---------- EXTRACTED INFORMATION

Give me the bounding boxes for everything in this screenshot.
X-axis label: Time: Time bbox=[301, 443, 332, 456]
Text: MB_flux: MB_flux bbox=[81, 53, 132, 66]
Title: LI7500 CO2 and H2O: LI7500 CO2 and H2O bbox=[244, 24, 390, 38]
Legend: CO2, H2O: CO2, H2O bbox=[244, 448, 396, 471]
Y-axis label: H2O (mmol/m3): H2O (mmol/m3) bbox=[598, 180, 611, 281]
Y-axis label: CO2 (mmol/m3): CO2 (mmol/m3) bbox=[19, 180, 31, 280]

--------------------

- [PROBLEM TO WORK ON]
Write out every line of the listing above word for word.

- [WRITTEN RESPONSE]
Give me the bounding boxes for everything in this screenshot.
X-axis label: Time: Time bbox=[301, 443, 332, 456]
Text: MB_flux: MB_flux bbox=[81, 53, 132, 66]
Title: LI7500 CO2 and H2O: LI7500 CO2 and H2O bbox=[244, 24, 390, 38]
Legend: CO2, H2O: CO2, H2O bbox=[244, 448, 396, 471]
Y-axis label: H2O (mmol/m3): H2O (mmol/m3) bbox=[598, 180, 611, 281]
Y-axis label: CO2 (mmol/m3): CO2 (mmol/m3) bbox=[19, 180, 31, 280]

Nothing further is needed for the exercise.